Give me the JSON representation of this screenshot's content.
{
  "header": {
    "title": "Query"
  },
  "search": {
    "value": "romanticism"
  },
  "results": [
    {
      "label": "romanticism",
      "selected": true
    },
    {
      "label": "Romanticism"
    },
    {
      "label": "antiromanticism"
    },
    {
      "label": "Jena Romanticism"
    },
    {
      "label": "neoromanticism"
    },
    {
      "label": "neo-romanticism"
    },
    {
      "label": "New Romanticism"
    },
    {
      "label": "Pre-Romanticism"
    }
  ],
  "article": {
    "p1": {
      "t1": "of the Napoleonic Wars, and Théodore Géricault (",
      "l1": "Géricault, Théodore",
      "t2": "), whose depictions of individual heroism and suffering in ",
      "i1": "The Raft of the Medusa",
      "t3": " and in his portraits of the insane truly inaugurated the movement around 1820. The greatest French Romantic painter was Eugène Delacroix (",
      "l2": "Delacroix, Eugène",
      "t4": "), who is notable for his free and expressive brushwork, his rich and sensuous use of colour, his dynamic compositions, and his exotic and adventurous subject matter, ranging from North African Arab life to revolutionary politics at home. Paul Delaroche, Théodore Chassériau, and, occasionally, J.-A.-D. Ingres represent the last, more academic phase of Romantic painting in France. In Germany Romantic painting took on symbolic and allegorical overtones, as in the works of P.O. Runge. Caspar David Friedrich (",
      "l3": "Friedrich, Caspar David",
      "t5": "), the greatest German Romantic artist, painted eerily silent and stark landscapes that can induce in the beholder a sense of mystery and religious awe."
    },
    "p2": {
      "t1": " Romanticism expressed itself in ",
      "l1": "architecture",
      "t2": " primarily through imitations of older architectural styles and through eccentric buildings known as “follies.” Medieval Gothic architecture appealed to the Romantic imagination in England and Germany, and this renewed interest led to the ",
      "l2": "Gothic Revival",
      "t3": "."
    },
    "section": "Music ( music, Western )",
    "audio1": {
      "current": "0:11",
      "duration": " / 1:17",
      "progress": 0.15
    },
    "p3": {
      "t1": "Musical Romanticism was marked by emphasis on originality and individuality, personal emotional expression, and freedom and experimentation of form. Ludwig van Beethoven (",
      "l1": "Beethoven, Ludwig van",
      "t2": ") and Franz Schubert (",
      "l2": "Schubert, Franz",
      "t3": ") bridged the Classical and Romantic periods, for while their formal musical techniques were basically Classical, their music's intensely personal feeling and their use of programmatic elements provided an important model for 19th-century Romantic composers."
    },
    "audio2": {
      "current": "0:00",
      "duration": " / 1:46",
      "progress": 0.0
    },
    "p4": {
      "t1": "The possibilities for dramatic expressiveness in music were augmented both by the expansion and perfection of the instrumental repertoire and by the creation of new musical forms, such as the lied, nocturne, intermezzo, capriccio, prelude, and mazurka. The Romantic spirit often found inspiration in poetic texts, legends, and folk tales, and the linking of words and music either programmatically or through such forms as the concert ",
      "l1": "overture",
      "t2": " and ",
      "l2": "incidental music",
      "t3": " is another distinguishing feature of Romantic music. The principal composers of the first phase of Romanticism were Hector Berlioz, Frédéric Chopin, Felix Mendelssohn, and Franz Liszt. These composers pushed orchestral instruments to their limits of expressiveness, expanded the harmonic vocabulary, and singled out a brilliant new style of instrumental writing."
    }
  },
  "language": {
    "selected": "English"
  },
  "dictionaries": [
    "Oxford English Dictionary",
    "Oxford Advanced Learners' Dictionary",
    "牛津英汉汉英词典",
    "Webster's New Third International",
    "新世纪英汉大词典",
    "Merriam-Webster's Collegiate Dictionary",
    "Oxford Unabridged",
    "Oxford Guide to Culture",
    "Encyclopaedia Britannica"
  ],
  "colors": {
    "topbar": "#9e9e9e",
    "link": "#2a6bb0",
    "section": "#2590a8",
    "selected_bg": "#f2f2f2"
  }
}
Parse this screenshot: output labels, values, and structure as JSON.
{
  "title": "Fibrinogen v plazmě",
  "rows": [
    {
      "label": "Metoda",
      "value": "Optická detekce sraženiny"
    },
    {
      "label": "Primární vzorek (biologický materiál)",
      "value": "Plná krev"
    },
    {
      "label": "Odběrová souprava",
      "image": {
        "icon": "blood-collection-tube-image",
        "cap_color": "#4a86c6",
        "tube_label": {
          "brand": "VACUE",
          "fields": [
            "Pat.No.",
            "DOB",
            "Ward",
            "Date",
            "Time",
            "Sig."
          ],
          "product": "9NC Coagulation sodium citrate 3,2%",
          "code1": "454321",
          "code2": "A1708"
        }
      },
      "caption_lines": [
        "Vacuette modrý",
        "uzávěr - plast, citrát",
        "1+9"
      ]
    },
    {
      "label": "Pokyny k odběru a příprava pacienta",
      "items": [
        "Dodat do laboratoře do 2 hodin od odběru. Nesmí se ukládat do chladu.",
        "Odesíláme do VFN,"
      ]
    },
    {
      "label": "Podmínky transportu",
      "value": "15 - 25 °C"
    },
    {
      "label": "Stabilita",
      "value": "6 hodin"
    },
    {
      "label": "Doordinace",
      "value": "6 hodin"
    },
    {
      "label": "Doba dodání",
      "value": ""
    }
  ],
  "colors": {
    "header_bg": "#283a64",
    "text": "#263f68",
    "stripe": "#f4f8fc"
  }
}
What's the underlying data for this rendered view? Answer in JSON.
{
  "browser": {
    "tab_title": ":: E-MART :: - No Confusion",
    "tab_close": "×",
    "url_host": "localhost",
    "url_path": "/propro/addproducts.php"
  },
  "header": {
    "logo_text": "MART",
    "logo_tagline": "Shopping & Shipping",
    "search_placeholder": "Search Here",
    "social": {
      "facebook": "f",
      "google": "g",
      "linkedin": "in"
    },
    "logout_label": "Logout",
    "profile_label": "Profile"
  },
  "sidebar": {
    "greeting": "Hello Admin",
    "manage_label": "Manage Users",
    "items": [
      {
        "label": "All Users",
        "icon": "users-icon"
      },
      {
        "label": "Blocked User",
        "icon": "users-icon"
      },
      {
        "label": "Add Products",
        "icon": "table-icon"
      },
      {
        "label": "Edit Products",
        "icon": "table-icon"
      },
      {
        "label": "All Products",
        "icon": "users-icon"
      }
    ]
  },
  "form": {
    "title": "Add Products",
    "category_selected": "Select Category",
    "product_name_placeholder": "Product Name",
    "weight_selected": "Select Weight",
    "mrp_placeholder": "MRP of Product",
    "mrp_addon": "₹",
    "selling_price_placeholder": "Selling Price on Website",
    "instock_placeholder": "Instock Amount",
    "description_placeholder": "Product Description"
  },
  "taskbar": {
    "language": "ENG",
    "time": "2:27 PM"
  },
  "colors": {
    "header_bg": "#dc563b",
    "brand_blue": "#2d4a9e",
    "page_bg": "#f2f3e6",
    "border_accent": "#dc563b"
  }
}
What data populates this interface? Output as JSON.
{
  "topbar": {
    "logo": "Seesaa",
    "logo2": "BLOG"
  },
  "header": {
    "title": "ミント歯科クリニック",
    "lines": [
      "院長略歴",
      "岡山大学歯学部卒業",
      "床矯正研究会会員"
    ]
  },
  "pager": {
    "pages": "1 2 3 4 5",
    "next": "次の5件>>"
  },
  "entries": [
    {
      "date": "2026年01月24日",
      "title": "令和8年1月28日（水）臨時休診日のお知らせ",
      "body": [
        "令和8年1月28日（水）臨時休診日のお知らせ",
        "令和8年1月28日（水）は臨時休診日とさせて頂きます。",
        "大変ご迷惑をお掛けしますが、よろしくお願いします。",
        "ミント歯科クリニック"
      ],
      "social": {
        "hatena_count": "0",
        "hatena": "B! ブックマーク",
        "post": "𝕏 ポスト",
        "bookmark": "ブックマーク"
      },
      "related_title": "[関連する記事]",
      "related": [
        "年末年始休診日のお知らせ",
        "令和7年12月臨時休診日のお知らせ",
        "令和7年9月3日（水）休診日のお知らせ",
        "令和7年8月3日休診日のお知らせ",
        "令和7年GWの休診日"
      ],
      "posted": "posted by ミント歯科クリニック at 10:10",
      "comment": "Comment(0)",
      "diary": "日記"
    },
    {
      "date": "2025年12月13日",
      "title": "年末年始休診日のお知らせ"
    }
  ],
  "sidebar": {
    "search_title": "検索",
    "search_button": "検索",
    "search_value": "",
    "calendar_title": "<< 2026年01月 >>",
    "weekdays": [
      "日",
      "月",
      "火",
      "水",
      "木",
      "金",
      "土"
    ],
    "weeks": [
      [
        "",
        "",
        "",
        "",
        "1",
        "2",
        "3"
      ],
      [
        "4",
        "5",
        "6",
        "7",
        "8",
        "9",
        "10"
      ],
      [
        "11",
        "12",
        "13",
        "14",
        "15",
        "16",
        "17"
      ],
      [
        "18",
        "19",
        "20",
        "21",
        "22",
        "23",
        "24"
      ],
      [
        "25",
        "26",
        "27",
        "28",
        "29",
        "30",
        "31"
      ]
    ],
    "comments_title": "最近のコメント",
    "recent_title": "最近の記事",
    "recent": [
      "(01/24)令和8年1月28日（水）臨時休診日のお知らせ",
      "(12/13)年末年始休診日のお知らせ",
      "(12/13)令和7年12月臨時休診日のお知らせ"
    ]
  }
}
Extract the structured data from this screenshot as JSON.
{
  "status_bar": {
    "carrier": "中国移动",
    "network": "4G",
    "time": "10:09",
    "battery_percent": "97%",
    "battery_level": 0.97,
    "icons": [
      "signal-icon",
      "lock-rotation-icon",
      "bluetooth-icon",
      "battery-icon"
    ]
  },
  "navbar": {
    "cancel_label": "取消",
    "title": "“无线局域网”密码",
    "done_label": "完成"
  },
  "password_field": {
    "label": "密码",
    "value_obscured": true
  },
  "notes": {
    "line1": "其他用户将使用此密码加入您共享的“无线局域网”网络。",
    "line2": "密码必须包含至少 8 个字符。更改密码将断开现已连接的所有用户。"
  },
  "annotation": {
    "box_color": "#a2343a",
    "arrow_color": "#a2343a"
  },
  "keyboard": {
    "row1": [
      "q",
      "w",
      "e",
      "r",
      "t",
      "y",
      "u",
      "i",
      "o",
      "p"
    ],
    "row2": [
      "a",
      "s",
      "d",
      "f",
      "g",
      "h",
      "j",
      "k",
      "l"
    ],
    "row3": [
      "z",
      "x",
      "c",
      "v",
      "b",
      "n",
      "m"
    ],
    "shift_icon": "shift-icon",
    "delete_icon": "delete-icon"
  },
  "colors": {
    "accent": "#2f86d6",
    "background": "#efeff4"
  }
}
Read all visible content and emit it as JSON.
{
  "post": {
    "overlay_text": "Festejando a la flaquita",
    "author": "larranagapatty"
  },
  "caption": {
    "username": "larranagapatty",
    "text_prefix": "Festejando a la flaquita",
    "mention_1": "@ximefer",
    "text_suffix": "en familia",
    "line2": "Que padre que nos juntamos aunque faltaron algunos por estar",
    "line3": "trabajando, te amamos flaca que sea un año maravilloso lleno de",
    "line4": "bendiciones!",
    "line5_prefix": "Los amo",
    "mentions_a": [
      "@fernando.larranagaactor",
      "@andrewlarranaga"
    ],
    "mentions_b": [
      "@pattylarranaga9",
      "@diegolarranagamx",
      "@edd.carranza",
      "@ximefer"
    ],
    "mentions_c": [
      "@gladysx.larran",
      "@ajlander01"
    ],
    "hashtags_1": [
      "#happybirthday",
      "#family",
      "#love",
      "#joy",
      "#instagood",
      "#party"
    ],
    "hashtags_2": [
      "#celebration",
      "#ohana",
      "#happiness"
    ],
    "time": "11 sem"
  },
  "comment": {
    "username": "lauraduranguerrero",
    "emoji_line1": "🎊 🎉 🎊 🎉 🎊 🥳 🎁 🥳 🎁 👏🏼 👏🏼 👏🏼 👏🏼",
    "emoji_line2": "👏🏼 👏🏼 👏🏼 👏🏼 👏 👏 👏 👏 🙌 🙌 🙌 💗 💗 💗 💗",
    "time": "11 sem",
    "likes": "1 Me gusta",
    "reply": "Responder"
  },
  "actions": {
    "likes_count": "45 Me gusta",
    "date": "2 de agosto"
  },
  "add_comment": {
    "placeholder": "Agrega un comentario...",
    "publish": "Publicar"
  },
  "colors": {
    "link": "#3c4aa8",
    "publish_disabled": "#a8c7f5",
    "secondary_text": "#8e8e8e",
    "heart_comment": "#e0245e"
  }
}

### What the task asks
Which lines hold the word "this"? Copy every one of them.

### Finished answer
Give me the JSON representation of this screenshot's content.
      "t2": " primarily through imitations of older architectural styles and through eccentric buildings known as “follies.” Medieval Gothic architecture appealed to the Romantic imagination in England and Germany, and this renewed interest led to the ",
Parse this screenshot: output labels, values, and structure as JSON.
What's the underlying data for this rendered view? Answer in JSON.
What data populates this interface? Output as JSON.
Extract the structured data from this screenshot as JSON.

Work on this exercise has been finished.